• EXERCISE INSTRUCTIONS:
Reproduce each record exactly.

• SUPPLIED MATERIAL:
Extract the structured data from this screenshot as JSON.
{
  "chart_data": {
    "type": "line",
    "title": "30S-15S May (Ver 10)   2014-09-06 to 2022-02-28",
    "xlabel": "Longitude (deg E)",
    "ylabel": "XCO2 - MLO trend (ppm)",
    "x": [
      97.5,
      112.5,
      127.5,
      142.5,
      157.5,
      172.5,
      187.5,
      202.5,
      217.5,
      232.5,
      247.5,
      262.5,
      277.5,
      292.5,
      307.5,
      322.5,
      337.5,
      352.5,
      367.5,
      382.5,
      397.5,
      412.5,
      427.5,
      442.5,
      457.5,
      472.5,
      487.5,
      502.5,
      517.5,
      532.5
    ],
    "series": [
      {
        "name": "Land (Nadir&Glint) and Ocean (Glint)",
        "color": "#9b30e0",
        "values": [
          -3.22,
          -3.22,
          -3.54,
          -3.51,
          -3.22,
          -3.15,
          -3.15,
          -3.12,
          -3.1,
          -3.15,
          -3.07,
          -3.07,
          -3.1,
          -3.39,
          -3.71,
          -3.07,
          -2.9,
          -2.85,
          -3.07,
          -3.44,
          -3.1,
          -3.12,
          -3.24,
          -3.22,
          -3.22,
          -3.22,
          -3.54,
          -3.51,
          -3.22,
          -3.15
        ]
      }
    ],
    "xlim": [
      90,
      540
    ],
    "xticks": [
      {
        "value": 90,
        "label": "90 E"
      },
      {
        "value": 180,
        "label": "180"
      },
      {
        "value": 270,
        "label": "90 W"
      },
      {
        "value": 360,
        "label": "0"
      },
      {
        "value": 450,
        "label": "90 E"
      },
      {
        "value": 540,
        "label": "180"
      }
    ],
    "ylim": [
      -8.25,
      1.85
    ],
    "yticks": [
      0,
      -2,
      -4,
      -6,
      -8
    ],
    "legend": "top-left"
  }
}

• THE RESPONSE:
Extract the structured data from this screenshot as JSON.
{
  "chart_data": {
    "type": "line",
    "title": "30S-15S May (Ver 10)   2014-09-06 to 2022-02-28",
    "xlabel": "Longitude (deg E)",
    "ylabel": "XCO2 - MLO trend (ppm)",
    "x": [
      97.5,
      112.5,
      127.5,
      142.5,
      157.5,
      172.5,
      187.5,
      202.5,
      217.5,
      232.5,
      247.5,
      262.5,
      277.5,
      292.5,
      307.5,
      322.5,
      337.5,
      352.5,
      367.5,
      382.5,
      397.5,
      412.5,
      427.5,
      442.5,
      457.5,
      472.5,
      487.5,
      502.5,
      517.5,
      532.5
    ],
    "series": [
      {
        "name": "Land (Nadir&Glint) and Ocean (Glint)",
        "color": "#9b30e0",
        "values": [
          -3.22,
          -3.22,
          -3.54,
          -3.51,
          -3.22,
          -3.15,
          -3.15,
          -3.12,
          -3.1,
          -3.15,
          -3.07,
          -3.07,
          -3.1,
          -3.39,
          -3.71,
          -3.07,
          -2.9,
          -2.85,
          -3.07,
          -3.44,
          -3.1,
          -3.12,
          -3.24,
          -3.22,
          -3.22,
          -3.22,
          -3.54,
          -3.51,
          -3.22,
          -3.15
        ]
      }
    ],
    "xlim": [
      90,
      540
    ],
    "xticks": [
      {
        "value": 90,
        "label": "90 E"
      },
      {
        "value": 180,
        "label": "180"
      },
      {
        "value": 270,
        "label": "90 W"
      },
      {
        "value": 360,
        "label": "0"
      },
      {
        "value": 450,
        "label": "90 E"
      },
      {
        "value": 540,
        "label": "180"
      }
    ],
    "ylim": [
      -8.25,
      1.85
    ],
    "yticks": [
      0,
      -2,
      -4,
      -6,
      -8
    ],
    "legend": "top-left"
  }
}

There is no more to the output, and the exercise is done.